#### Input records

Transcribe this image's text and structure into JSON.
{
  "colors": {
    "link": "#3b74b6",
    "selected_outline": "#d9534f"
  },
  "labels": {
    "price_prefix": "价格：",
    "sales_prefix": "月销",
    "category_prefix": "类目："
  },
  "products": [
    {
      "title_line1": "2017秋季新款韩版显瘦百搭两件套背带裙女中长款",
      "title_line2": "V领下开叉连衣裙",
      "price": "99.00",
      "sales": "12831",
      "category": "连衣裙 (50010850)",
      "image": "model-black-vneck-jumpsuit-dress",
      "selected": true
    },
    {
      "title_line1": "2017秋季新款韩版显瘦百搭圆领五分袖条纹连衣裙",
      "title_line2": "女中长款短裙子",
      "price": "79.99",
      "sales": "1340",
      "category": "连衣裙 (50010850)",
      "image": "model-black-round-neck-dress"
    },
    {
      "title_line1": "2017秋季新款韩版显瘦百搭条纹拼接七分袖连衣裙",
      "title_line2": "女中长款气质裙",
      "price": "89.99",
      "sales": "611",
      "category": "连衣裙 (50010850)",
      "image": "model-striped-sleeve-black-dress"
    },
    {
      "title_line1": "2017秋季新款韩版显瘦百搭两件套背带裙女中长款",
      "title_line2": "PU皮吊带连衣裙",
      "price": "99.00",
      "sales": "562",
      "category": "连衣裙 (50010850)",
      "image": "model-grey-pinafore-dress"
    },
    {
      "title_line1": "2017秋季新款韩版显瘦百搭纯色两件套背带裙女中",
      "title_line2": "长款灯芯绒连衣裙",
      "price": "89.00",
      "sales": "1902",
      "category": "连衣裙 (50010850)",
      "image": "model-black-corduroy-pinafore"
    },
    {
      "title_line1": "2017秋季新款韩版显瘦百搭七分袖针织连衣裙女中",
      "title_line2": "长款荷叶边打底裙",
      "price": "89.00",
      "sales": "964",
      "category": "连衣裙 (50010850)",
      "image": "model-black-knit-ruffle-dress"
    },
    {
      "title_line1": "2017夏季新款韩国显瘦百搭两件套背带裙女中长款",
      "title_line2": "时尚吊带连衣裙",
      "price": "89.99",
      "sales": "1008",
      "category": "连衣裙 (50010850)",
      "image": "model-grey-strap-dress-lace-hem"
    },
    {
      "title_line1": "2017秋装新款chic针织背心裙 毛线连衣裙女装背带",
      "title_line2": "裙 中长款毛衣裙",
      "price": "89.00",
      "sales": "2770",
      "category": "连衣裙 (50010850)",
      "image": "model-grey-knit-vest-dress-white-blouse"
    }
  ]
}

########

To do - Pick out every line holding the string "dress" and return it.

Result of this task -
      "image": "model-black-vneck-jumpsuit-dress",
      "image": "model-black-round-neck-dress"
      "image": "model-striped-sleeve-black-dress"
      "image": "model-grey-pinafore-dress"
      "image": "model-black-knit-ruffle-dress"
      "image": "model-grey-strap-dress-lace-hem"
      "image": "model-grey-knit-vest-dress-white-blouse"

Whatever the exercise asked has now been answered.